"""
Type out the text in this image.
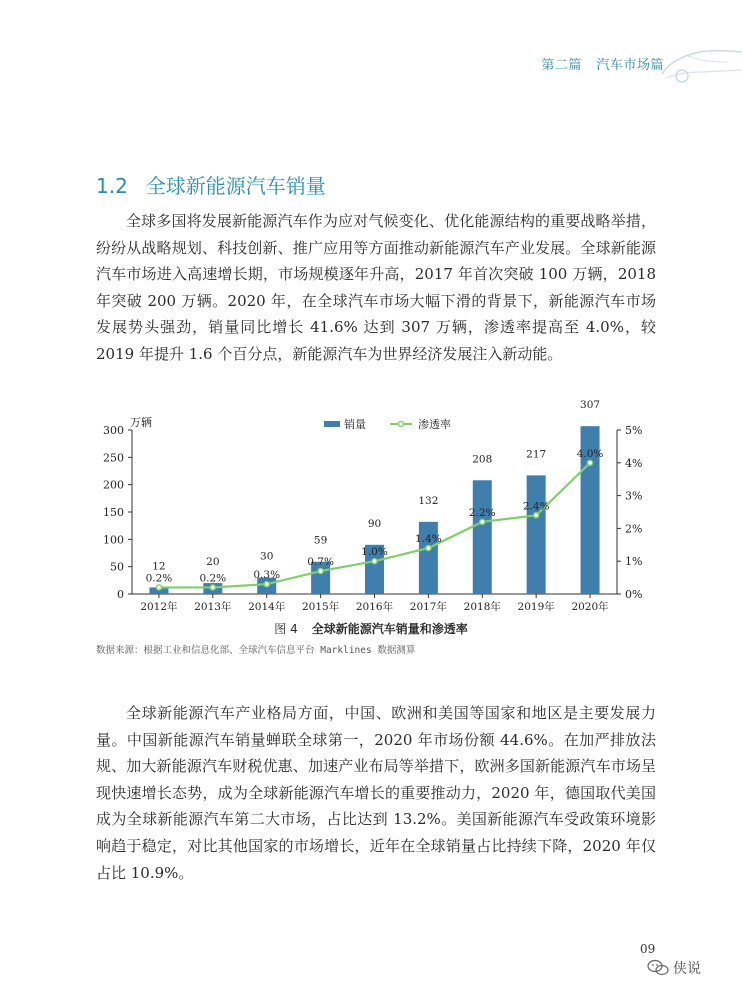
第二篇 汽车市场篇
1.2 全球新能源汽车销量

全球多国将发展新能源汽车作为应对气候变化、优化能源结构的重要战略举措，纷纷从战略规划、科技创新、推广应用等方面推动新能源汽车产业发展。全球新能源汽车市场进入高速增长期，市场规模逐年升高，2017 年首次突破 100 万辆，2018 年突破 200 万辆。2020 年，在全球汽车市场大幅下滑的背景下，新能源汽车市场发展势头强劲，销量同比增长 41.6% 达到 307 万辆，渗透率提高至 4.0%，较 2019 年提升 1.6 个百分点，新能源汽车为世界经济发展注入新动能。

0
50
100
150
200
250
300
0%
1%
2%
3%
4%
5%
万辆
12
2012年
20
2013年
30
2014年
59
2015年
90
2016年
132
2017年
208
2018年
217
2019年
307
2020年
0.2%	0.2%	0.3%
0.7%
1.0%
1.4%
2.2%
2.4%
4.0%
销量	渗透率
图 4 全球新能源汽车销量和渗透率
数据来源：根据工业和信息化部、全球汽车信息平台 Marklines 数据测算

全球新能源汽车产业格局方面，中国、欧洲和美国等国家和地区是主要发展力量。中国新能源汽车销量蝉联全球第一，2020 年市场份额 44.6%。在加严排放法规、加大新能源汽车财税优惠、加速产业布局等举措下，欧洲多国新能源汽车市场呈现快速增长态势，成为全球新能源汽车增长的重要推动力，2020 年，德国取代美国成为全球新能源汽车第二大市场，占比达到 13.2%。美国新能源汽车受政策环境影响趋于稳定，对比其他国家的市场增长，近年在全球销量占比持续下降，2020 年仅占比 10.9%。

09
侠说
"""
■ **TASK DIRECTIONS**:
Each entry must be retyped word for word, with every image omitted.

■ **FINAL ANSWER**:
Type out the text in this image.
第二篇 汽车市场篇
1.2 全球新能源汽车销量

全球多国将发展新能源汽车作为应对气候变化、优化能源结构的重要战略举措，纷纷从战略规划、科技创新、推广应用等方面推动新能源汽车产业发展。全球新能源汽车市场进入高速增长期，市场规模逐年升高，2017 年首次突破 100 万辆，2018 年突破 200 万辆。2020 年，在全球汽车市场大幅下滑的背景下，新能源汽车市场发展势头强劲，销量同比增长 41.6% 达到 307 万辆，渗透率提高至 4.0%，较 2019 年提升 1.6 个百分点，新能源汽车为世界经济发展注入新动能。

0
50
100
150
200
250
300
0%
1%
2%
3%
4%
5%
万辆
12
2012年
20
2013年
30
2014年
59
2015年
90
2016年
132
2017年
208
2018年
217
2019年
307
2020年
0.2%	0.2%	0.3%
0.7%
1.0%
1.4%
2.2%
2.4%
4.0%
销量	渗透率
图 4 全球新能源汽车销量和渗透率
数据来源：根据工业和信息化部、全球汽车信息平台 Marklines 数据测算

全球新能源汽车产业格局方面，中国、欧洲和美国等国家和地区是主要发展力量。中国新能源汽车销量蝉联全球第一，2020 年市场份额 44.6%。在加严排放法规、加大新能源汽车财税优惠、加速产业布局等举措下，欧洲多国新能源汽车市场呈现快速增长态势，成为全球新能源汽车增长的重要推动力，2020 年，德国取代美国成为全球新能源汽车第二大市场，占比达到 13.2%。美国新能源汽车受政策环境影响趋于稳定，对比其他国家的市场增长，近年在全球销量占比持续下降，2020 年仅占比 10.9%。

09
侠说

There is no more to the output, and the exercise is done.